» THE EXERCISE: Go through the data and copy every line exactly, but not the images.

Begin DATA SUPPLIED

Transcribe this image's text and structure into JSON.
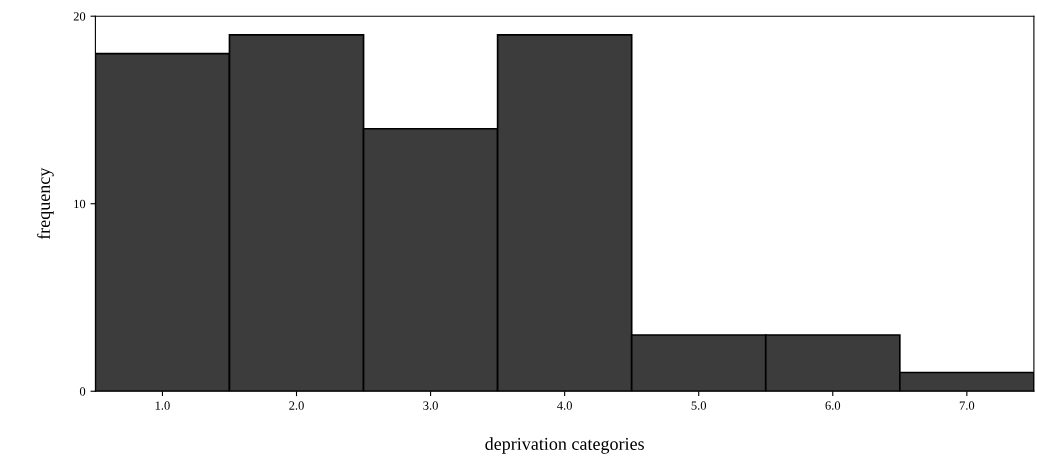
{
  "chart_data": {
    "type": "histogram",
    "xlabel": "deprivation categories",
    "ylabel": "frequency",
    "bins": [
      0.5,
      1.5,
      2.5,
      3.5,
      4.5,
      5.5,
      6.5,
      7.5
    ],
    "values": [
      18,
      19,
      14,
      19,
      3,
      3,
      1
    ],
    "color": "#3c3c3c",
    "xlim": [
      0.5,
      7.5
    ],
    "xticks": [
      {
        "value": 1,
        "label": "1.0"
      },
      {
        "value": 2,
        "label": "2.0"
      },
      {
        "value": 3,
        "label": "3.0"
      },
      {
        "value": 4,
        "label": "4.0"
      },
      {
        "value": 5,
        "label": "5.0"
      },
      {
        "value": 6,
        "label": "6.0"
      },
      {
        "value": 7,
        "label": "7.0"
      }
    ],
    "ylim": [
      0,
      20
    ],
    "yticks": [
      0,
      10,
      20
    ],
    "grid": false,
    "legend": false
  }
}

End DATA SUPPLIED

» FINAL RESULT:
Transcribe this image's text and structure into JSON.
{
  "chart_data": {
    "type": "histogram",
    "xlabel": "deprivation categories",
    "ylabel": "frequency",
    "bins": [
      0.5,
      1.5,
      2.5,
      3.5,
      4.5,
      5.5,
      6.5,
      7.5
    ],
    "values": [
      18,
      19,
      14,
      19,
      3,
      3,
      1
    ],
    "color": "#3c3c3c",
    "xlim": [
      0.5,
      7.5
    ],
    "xticks": [
      {
        "value": 1,
        "label": "1.0"
      },
      {
        "value": 2,
        "label": "2.0"
      },
      {
        "value": 3,
        "label": "3.0"
      },
      {
        "value": 4,
        "label": "4.0"
      },
      {
        "value": 5,
        "label": "5.0"
      },
      {
        "value": 6,
        "label": "6.0"
      },
      {
        "value": 7,
        "label": "7.0"
      }
    ],
    "ylim": [
      0,
      20
    ],
    "yticks": [
      0,
      10,
      20
    ],
    "grid": false,
    "legend": false
  }
}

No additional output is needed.